##### MATERIAL

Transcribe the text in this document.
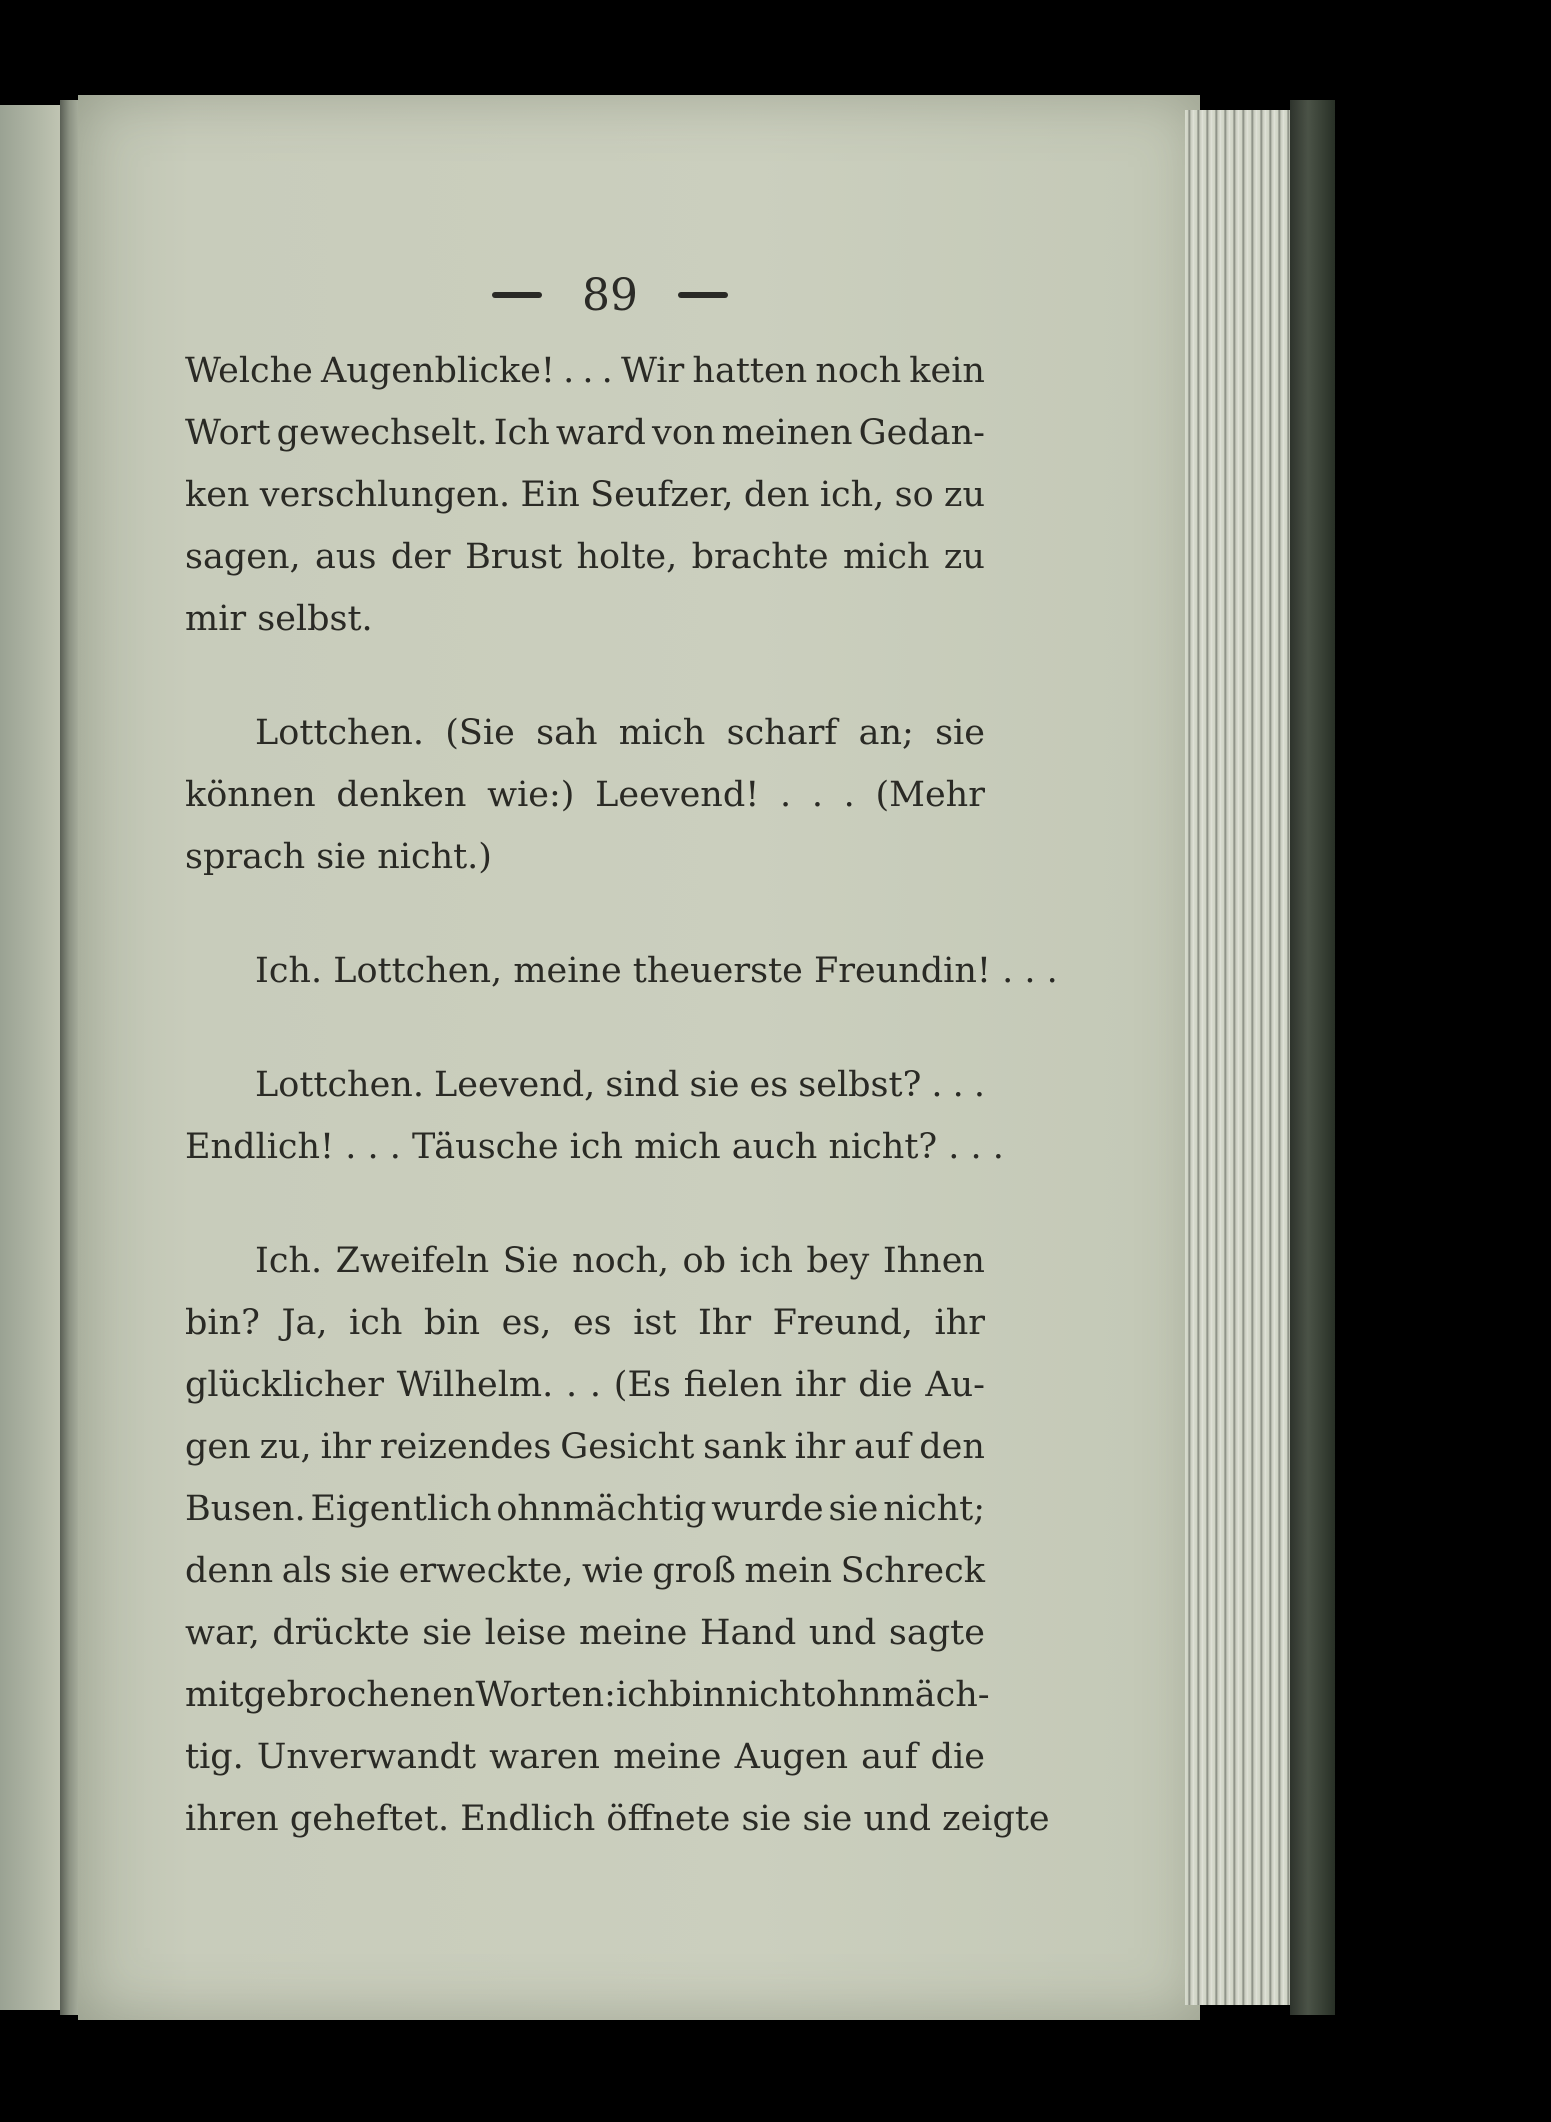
89
Welche Augenblicke! . . . Wir hatten noch kein
Wort gewechselt. Ich ward von meinen Gedan-
ken verschlungen. Ein Seufzer, den ich, so zu
sagen, aus der Brust holte, brachte mich zu
mir selbst.
Lottchen. (Sie sah mich scharf an; sie
können denken wie:) Leevend! . . . (Mehr
sprach sie nicht.)
Ich. Lottchen, meine theuerste Freundin! . . .
Lottchen. Leevend, sind sie es selbst? . . .
Endlich! . . . Täusche ich mich auch nicht? . . .
Ich. Zweifeln Sie noch, ob ich bey Ihnen
bin? Ja, ich bin es, es ist Ihr Freund, ihr
glücklicher Wilhelm. . . (Es fielen ihr die Au-
gen zu, ihr reizendes Gesicht sank ihr auf den
Busen. Eigentlich ohnmächtig wurde sie nicht;
denn als sie erweckte, wie groß mein Schreck
war, drückte sie leise meine Hand und sagte
mit gebrochenen Worten: ich bin nicht ohnmäch-
tig. Unverwandt waren meine Augen auf die
ihren geheftet. Endlich öffnete sie sie und zeigte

##########

[DIRECTIONS FOR THIS TASK] Out of the material above, gather each line where "mich" appears.

[FULL ANSWER]
sagen, aus der Brust holte, brachte mich zu
Lottchen. (Sie sah mich scharf an; sie
Endlich! . . . Täusche ich mich auch nicht? . . .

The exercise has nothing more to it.